Render everything from the start of the data below down to the line containing "data-line [86,197,680,435]", inclusive, as a Markdown table with the columns No. and Text, numbering each row and omitting blank lines.

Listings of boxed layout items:
================

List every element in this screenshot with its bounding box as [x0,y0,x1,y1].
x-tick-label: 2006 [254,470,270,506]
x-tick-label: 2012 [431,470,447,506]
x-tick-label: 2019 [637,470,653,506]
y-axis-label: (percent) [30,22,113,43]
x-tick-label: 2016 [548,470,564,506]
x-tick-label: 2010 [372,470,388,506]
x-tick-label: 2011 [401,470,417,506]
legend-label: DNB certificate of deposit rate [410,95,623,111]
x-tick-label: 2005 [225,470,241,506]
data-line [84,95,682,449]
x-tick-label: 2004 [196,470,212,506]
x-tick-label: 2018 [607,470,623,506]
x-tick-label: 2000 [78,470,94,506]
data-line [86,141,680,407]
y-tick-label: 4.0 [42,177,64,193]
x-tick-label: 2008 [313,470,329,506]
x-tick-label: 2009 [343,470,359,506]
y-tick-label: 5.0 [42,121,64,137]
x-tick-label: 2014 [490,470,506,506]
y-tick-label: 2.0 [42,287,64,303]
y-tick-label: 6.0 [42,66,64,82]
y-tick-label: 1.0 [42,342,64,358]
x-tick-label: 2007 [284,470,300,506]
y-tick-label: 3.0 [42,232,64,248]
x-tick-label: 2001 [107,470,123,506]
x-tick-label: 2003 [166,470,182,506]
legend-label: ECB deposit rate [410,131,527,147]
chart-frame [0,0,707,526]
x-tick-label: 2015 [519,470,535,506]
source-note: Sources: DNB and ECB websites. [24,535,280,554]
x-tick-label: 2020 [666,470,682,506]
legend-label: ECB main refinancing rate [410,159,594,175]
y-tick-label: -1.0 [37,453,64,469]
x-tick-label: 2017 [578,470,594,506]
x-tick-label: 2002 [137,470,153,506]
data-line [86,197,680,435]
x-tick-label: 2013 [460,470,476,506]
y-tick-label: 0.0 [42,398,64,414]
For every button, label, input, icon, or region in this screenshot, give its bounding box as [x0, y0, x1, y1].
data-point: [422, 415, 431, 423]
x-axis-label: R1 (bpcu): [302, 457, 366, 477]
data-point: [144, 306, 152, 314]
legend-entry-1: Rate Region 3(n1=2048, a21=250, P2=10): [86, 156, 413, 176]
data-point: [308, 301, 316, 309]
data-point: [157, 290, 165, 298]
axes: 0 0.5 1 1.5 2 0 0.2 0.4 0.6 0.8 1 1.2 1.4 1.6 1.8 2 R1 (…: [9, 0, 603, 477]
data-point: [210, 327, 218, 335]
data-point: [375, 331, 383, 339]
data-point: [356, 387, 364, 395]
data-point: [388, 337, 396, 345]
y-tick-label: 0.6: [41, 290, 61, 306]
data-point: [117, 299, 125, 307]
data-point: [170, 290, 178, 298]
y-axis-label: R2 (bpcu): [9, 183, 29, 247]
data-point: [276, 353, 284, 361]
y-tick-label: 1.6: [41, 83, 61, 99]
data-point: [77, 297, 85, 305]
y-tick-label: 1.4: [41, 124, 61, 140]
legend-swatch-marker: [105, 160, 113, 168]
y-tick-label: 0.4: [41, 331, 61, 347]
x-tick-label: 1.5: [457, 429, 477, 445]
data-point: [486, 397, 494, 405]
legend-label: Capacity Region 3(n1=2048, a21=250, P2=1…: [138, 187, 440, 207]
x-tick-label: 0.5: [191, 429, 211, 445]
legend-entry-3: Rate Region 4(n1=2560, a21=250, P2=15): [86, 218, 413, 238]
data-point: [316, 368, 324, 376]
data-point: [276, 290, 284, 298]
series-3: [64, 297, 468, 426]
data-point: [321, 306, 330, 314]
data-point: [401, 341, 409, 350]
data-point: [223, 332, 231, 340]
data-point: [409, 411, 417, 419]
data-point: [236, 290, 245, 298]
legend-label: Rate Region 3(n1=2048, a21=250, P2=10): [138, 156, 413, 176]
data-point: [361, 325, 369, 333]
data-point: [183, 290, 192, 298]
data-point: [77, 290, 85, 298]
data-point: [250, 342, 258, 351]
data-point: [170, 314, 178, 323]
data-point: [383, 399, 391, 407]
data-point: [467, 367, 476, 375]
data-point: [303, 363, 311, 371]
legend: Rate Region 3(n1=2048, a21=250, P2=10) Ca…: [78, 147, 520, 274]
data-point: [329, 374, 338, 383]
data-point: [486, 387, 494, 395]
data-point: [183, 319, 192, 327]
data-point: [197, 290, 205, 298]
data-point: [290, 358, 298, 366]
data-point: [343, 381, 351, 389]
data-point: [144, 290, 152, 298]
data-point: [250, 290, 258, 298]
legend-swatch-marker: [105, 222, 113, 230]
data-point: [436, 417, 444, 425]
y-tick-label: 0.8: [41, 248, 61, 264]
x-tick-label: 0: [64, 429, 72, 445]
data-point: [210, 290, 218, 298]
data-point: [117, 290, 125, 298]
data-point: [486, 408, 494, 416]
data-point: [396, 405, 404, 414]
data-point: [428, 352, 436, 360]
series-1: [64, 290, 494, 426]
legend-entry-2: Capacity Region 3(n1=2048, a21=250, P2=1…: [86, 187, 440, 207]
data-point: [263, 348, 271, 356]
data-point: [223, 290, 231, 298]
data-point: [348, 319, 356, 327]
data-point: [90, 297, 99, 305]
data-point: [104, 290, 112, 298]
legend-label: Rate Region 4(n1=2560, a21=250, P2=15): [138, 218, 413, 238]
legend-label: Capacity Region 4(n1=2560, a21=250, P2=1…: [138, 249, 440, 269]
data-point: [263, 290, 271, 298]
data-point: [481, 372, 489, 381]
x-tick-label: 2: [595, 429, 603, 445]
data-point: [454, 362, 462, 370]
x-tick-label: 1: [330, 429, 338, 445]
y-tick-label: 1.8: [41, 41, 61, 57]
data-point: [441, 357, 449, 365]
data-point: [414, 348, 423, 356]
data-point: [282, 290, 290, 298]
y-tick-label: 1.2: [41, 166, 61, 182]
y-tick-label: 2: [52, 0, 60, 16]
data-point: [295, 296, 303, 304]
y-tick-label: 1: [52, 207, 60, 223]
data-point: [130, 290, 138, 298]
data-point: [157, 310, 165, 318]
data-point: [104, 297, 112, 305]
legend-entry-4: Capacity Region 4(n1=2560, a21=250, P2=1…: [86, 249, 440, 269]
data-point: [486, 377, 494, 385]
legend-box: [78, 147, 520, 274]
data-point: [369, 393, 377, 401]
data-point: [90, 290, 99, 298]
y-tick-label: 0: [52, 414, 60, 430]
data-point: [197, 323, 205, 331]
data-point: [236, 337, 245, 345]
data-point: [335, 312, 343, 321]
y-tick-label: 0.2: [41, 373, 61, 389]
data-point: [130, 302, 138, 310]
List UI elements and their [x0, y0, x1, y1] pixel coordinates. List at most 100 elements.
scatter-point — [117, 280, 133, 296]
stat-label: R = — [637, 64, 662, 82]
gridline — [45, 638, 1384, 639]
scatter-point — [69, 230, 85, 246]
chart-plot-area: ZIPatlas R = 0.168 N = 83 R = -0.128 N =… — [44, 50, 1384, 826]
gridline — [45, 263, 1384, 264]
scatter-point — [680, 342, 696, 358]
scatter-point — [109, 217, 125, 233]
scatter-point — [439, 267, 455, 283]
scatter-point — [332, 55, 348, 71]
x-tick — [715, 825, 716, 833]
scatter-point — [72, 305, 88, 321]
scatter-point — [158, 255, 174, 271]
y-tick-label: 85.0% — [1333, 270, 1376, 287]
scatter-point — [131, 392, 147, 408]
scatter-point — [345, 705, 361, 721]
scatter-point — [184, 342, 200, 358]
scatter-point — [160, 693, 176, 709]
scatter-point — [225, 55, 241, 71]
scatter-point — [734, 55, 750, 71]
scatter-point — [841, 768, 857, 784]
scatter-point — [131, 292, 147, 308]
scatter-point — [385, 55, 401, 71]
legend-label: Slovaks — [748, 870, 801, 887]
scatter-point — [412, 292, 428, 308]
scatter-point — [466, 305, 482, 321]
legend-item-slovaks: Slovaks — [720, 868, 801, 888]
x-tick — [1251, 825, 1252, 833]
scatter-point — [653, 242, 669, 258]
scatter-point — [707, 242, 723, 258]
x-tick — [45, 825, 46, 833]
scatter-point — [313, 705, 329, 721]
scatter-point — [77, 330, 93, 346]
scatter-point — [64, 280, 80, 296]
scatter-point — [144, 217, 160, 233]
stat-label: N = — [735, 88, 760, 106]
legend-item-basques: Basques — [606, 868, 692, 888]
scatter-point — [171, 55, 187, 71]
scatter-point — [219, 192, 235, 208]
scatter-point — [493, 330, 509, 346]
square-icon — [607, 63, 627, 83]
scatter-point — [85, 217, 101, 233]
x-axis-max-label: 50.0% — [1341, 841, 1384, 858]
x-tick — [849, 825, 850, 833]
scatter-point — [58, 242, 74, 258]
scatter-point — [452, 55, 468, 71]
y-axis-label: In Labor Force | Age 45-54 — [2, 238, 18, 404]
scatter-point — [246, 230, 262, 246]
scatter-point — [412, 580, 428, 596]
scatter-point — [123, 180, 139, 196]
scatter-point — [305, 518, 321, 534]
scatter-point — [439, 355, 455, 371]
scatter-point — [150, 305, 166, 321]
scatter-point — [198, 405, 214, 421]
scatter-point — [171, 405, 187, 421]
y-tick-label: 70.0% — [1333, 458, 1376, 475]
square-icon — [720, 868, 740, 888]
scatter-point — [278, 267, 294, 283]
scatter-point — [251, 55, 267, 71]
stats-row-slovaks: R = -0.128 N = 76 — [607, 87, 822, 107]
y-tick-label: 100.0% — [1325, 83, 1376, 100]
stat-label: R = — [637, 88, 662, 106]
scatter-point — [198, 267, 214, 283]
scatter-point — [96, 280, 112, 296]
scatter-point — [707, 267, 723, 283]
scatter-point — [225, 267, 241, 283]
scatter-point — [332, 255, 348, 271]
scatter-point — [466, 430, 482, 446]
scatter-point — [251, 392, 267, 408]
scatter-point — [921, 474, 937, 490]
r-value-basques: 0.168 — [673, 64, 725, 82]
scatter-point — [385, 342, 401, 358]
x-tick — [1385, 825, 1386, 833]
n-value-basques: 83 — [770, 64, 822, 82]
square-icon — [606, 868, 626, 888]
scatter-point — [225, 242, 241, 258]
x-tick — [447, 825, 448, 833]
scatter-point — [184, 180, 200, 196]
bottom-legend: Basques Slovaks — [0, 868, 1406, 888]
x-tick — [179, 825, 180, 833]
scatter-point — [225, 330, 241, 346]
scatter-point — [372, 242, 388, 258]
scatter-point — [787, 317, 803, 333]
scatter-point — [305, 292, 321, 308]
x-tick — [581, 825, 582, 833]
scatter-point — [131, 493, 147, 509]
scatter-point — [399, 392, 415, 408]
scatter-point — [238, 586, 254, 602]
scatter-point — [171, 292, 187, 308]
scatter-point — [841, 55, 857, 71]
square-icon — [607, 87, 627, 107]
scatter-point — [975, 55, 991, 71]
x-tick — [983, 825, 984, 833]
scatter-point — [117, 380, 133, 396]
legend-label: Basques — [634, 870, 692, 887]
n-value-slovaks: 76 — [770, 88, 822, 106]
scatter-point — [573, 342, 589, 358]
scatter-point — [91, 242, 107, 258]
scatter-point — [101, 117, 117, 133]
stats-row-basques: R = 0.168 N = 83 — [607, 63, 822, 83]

================

**Solution to this exercise**
| No. | Text |
|---|---|
| 1 | List every element in this screenshot with its bounding box as [x0,y0,x1,y1]. |
| 2 | x-tick-label: 2006 [254,470,270,506] |
| 3 | x-tick-label: 2012 [431,470,447,506] |
| 4 | x-tick-label: 2019 [637,470,653,506] |
| 5 | y-axis-label: (percent) [30,22,113,43] |
| 6 | x-tick-label: 2016 [548,470,564,506] |
| 7 | x-tick-label: 2010 [372,470,388,506] |
| 8 | x-tick-label: 2011 [401,470,417,506] |
| 9 | legend-label: DNB certificate of deposit rate [410,95,623,111] |
| 10 | x-tick-label: 2005 [225,470,241,506] |
| 11 | data-line [84,95,682,449] |
| 12 | x-tick-label: 2004 [196,470,212,506] |
| 13 | x-tick-label: 2018 [607,470,623,506] |
| 14 | x-tick-label: 2000 [78,470,94,506] |
| 15 | data-line [86,141,680,407] |
| 16 | y-tick-label: 4.0 [42,177,64,193] |
| 17 | x-tick-label: 2008 [313,470,329,506] |
| 18 | x-tick-label: 2009 [343,470,359,506] |
| 19 | y-tick-label: 5.0 [42,121,64,137] |
| 20 | x-tick-label: 2014 [490,470,506,506] |
| 21 | y-tick-label: 2.0 [42,287,64,303] |
| 22 | y-tick-label: 6.0 [42,66,64,82] |
| 23 | y-tick-label: 1.0 [42,342,64,358] |
| 24 | x-tick-label: 2007 [284,470,300,506] |
| 25 | y-tick-label: 3.0 [42,232,64,248] |
| 26 | x-tick-label: 2001 [107,470,123,506] |
| 27 | x-tick-label: 2003 [166,470,182,506] |
| 28 | legend-label: ECB deposit rate [410,131,527,147] |
| 29 | chart-frame [0,0,707,526] |
| 30 | x-tick-label: 2015 [519,470,535,506] |
| 31 | source-note: Sources: DNB and ECB websites. [24,535,280,554] |
| 32 | x-tick-label: 2020 [666,470,682,506] |
| 33 | legend-label: ECB main refinancing rate [410,159,594,175] |
| 34 | y-tick-label: -1.0 [37,453,64,469] |
| 35 | x-tick-label: 2017 [578,470,594,506] |
| 36 | x-tick-label: 2002 [137,470,153,506] |
| 37 | data-line [86,197,680,435] |